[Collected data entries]
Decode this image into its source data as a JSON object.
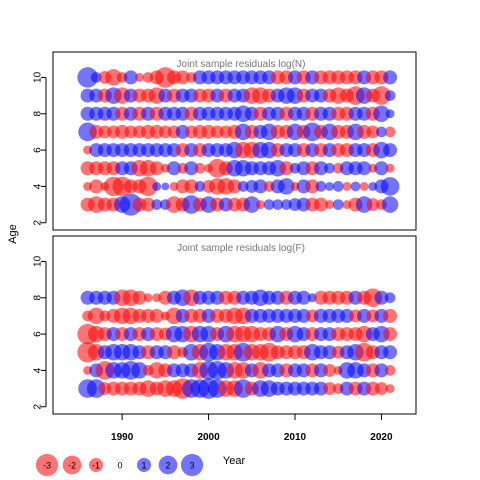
{
  "chart_data": {
    "type": "scatter",
    "ylabel": "Age",
    "xlabel": "Year",
    "xlim": [
      1982,
      2024
    ],
    "x_ticks": [
      1990,
      2000,
      2010,
      2020
    ],
    "colors": {
      "positive": "#0000ff",
      "negative": "#ff0000",
      "opacity": 0.55
    },
    "panels": [
      {
        "title": "Joint sample residuals log(N)",
        "ylim": [
          1.6,
          11.4
        ],
        "y_ticks": [
          2,
          4,
          6,
          8,
          10
        ],
        "years": [
          1986,
          1987,
          1988,
          1989,
          1990,
          1991,
          1992,
          1993,
          1994,
          1995,
          1996,
          1997,
          1998,
          1999,
          2000,
          2001,
          2002,
          2003,
          2004,
          2005,
          2006,
          2007,
          2008,
          2009,
          2010,
          2011,
          2012,
          2013,
          2014,
          2015,
          2016,
          2017,
          2018,
          2019,
          2020,
          2021
        ],
        "ages": [
          3,
          4,
          5,
          6,
          7,
          8,
          9,
          10
        ],
        "residuals": {
          "3": [
            -1.0,
            -1.5,
            -1.0,
            -1.0,
            1.5,
            3.0,
            -1.0,
            -1.0,
            0.5,
            0.5,
            -1.5,
            -1.0,
            2.0,
            -1.0,
            1.5,
            -1.0,
            1.0,
            -1.0,
            -1.0,
            1.5,
            -0.3,
            0.5,
            0.5,
            0.5,
            0.8,
            1.0,
            -1.0,
            -1.0,
            -0.3,
            0.5,
            -0.3,
            -1.0,
            1.5,
            -0.8,
            -0.5,
            1.5
          ],
          "4": [
            -0.3,
            -1.0,
            -0.3,
            -2.2,
            -2.2,
            -1.0,
            -1.0,
            -2.2,
            0.3,
            0.2,
            -0.3,
            -1.0,
            -1.0,
            0.5,
            -0.8,
            -1.5,
            -1.5,
            -1.0,
            0.5,
            0.8,
            1.0,
            -0.5,
            1.0,
            1.5,
            -0.3,
            1.0,
            -1.0,
            0.5,
            0.3,
            0.5,
            -0.3,
            0.4,
            -0.3,
            0.3,
            1.0,
            2.0
          ],
          "5": [
            -1.0,
            -1.0,
            -1.0,
            -1.0,
            1.0,
            1.0,
            -1.5,
            -1.5,
            -1.0,
            -0.3,
            1.0,
            -0.5,
            1.0,
            -0.5,
            -0.3,
            -2.0,
            -1.0,
            1.5,
            1.5,
            1.0,
            1.0,
            1.0,
            1.5,
            -1.0,
            0.5,
            1.0,
            -1.0,
            1.0,
            0.5,
            -0.5,
            1.0,
            1.0,
            1.0,
            -0.3,
            1.0,
            -0.3
          ],
          "6": [
            -0.3,
            1.0,
            1.0,
            1.0,
            1.0,
            1.0,
            1.0,
            1.0,
            1.0,
            1.0,
            1.0,
            -1.0,
            1.0,
            -1.0,
            1.0,
            1.0,
            1.0,
            1.5,
            -1.5,
            -1.5,
            1.5,
            1.5,
            -1.0,
            1.0,
            1.0,
            -1.0,
            1.0,
            -1.0,
            1.0,
            -1.0,
            -1.0,
            1.0,
            1.0,
            -1.0,
            1.5,
            1.0
          ],
          "7": [
            2.0,
            -1.0,
            -0.8,
            -0.8,
            -1.0,
            -0.8,
            -0.8,
            -1.0,
            -1.0,
            -0.8,
            -0.8,
            1.0,
            -0.8,
            -1.0,
            -1.0,
            -0.8,
            -0.8,
            -1.0,
            1.5,
            -1.0,
            1.0,
            1.5,
            -1.0,
            -1.0,
            1.5,
            -1.0,
            2.0,
            -1.0,
            1.5,
            -1.0,
            -1.0,
            1.5,
            -1.0,
            -0.8,
            0.5,
            -0.5
          ],
          "8": [
            1.0,
            1.0,
            1.0,
            1.0,
            -1.0,
            1.0,
            -1.0,
            1.0,
            -1.0,
            1.0,
            1.0,
            1.0,
            -1.0,
            1.0,
            1.0,
            1.0,
            1.0,
            1.0,
            1.5,
            1.0,
            -1.0,
            1.0,
            1.0,
            -1.0,
            1.0,
            1.0,
            -1.0,
            1.0,
            1.0,
            -1.0,
            -1.0,
            1.0,
            1.0,
            -1.0,
            1.5,
            0.3
          ],
          "9": [
            1.0,
            1.0,
            -1.0,
            1.5,
            -1.5,
            1.0,
            -1.0,
            -1.0,
            -1.5,
            1.0,
            -1.0,
            1.0,
            1.0,
            -1.0,
            -1.0,
            1.0,
            -1.0,
            1.0,
            1.0,
            -1.5,
            -1.5,
            -1.0,
            1.0,
            1.5,
            1.5,
            -1.0,
            1.0,
            1.0,
            -1.0,
            -1.5,
            -1.0,
            -2.0,
            1.5,
            -1.0,
            -2.0,
            0.5
          ],
          "10": [
            2.5,
            0.5,
            -0.8,
            -1.5,
            -0.5,
            1.0,
            -0.3,
            -0.5,
            -1.0,
            -2.5,
            -1.0,
            -1.0,
            -0.5,
            1.0,
            1.0,
            1.0,
            1.0,
            1.0,
            1.0,
            1.0,
            1.0,
            1.0,
            -1.0,
            -1.0,
            1.0,
            -1.0,
            1.0,
            -1.0,
            -1.0,
            -1.0,
            -1.0,
            -1.0,
            1.0,
            -1.0,
            -1.0,
            1.0
          ]
        }
      },
      {
        "title": "Joint sample residuals log(F)",
        "ylim": [
          1.6,
          11.4
        ],
        "y_ticks": [
          2,
          4,
          6,
          8,
          10
        ],
        "years": [
          1986,
          1987,
          1988,
          1989,
          1990,
          1991,
          1992,
          1993,
          1994,
          1995,
          1996,
          1997,
          1998,
          1999,
          2000,
          2001,
          2002,
          2003,
          2004,
          2005,
          2006,
          2007,
          2008,
          2009,
          2010,
          2011,
          2012,
          2013,
          2014,
          2015,
          2016,
          2017,
          2018,
          2019,
          2020,
          2021
        ],
        "ages": [
          3,
          4,
          5,
          6,
          7,
          8
        ],
        "residuals": {
          "3": [
            2.0,
            2.0,
            -0.8,
            -1.0,
            -1.0,
            -1.0,
            -1.0,
            -1.5,
            -1.0,
            -1.5,
            -1.5,
            -2.5,
            2.0,
            2.0,
            2.5,
            2.0,
            -1.5,
            -1.5,
            2.0,
            -1.0,
            1.5,
            1.5,
            1.0,
            1.0,
            1.0,
            1.0,
            1.0,
            1.0,
            -0.8,
            -0.5,
            1.0,
            -1.0,
            1.0,
            -1.0,
            -0.8,
            -0.3
          ],
          "4": [
            -0.3,
            1.0,
            -2.0,
            1.5,
            1.5,
            2.0,
            1.5,
            -0.5,
            -1.5,
            -1.0,
            1.0,
            1.0,
            1.0,
            -1.5,
            2.0,
            2.0,
            1.5,
            -1.5,
            -1.5,
            1.0,
            -1.5,
            1.0,
            1.0,
            -1.0,
            1.0,
            1.0,
            -1.0,
            1.0,
            -0.8,
            -0.3,
            1.5,
            1.5,
            1.0,
            -1.0,
            1.0,
            -0.5
          ],
          "5": [
            -2.5,
            -1.5,
            1.0,
            1.5,
            1.5,
            1.5,
            1.0,
            -1.0,
            1.0,
            1.0,
            -1.0,
            -0.5,
            1.5,
            -1.5,
            2.0,
            1.5,
            -1.5,
            -1.5,
            2.0,
            -1.5,
            -1.5,
            -2.0,
            -1.0,
            -1.0,
            -1.0,
            -1.0,
            1.5,
            1.0,
            1.0,
            -0.8,
            1.0,
            1.5,
            -2.0,
            -1.0,
            1.0,
            1.0
          ],
          "6": [
            -2.5,
            -1.5,
            -1.0,
            1.0,
            -1.0,
            1.0,
            -1.0,
            1.0,
            -1.0,
            -0.8,
            1.5,
            1.5,
            -1.5,
            1.5,
            1.5,
            -1.0,
            1.5,
            -1.5,
            -1.5,
            -1.5,
            -1.0,
            -1.0,
            1.5,
            -1.0,
            1.5,
            1.0,
            -1.0,
            1.0,
            1.0,
            -1.0,
            -1.0,
            -1.0,
            -1.5,
            1.0,
            1.5,
            -1.0
          ],
          "7": [
            -0.5,
            -1.5,
            -0.5,
            -1.0,
            -1.5,
            -1.5,
            -1.0,
            -1.0,
            -1.0,
            -0.3,
            -1.5,
            1.0,
            -1.0,
            -1.0,
            1.0,
            -1.0,
            -1.0,
            -1.5,
            -1.5,
            1.0,
            1.0,
            1.0,
            1.0,
            1.0,
            1.0,
            1.0,
            -0.8,
            1.0,
            1.0,
            1.0,
            1.0,
            -0.8,
            1.0,
            -0.8,
            1.0,
            -1.0
          ],
          "8": [
            1.0,
            1.0,
            1.0,
            1.0,
            -1.5,
            -1.5,
            -1.0,
            -0.3,
            -0.3,
            -1.0,
            1.0,
            1.5,
            -1.5,
            1.0,
            1.0,
            1.0,
            -1.0,
            -1.0,
            1.0,
            1.0,
            1.5,
            1.0,
            1.0,
            -1.0,
            1.0,
            1.0,
            0.3,
            -1.0,
            -1.0,
            -1.0,
            -1.0,
            1.0,
            -1.0,
            -2.0,
            1.0,
            0.5
          ]
        }
      }
    ],
    "legend": {
      "values": [
        -3,
        -2,
        -1,
        0,
        1,
        2,
        3
      ],
      "labels": [
        "-3",
        "-2",
        "-1",
        "0",
        "1",
        "2",
        "3"
      ],
      "title": "Year"
    }
  }
}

== EXERCISE PROMPT ==
Scan the lines for the string "residuals". Copy out each line that matches.

== SOLUTION TO THE EXERCISE ==
        "title": "Joint sample residuals log(N)",
        "residuals": {
        "title": "Joint sample residuals log(F)",
        "residuals": {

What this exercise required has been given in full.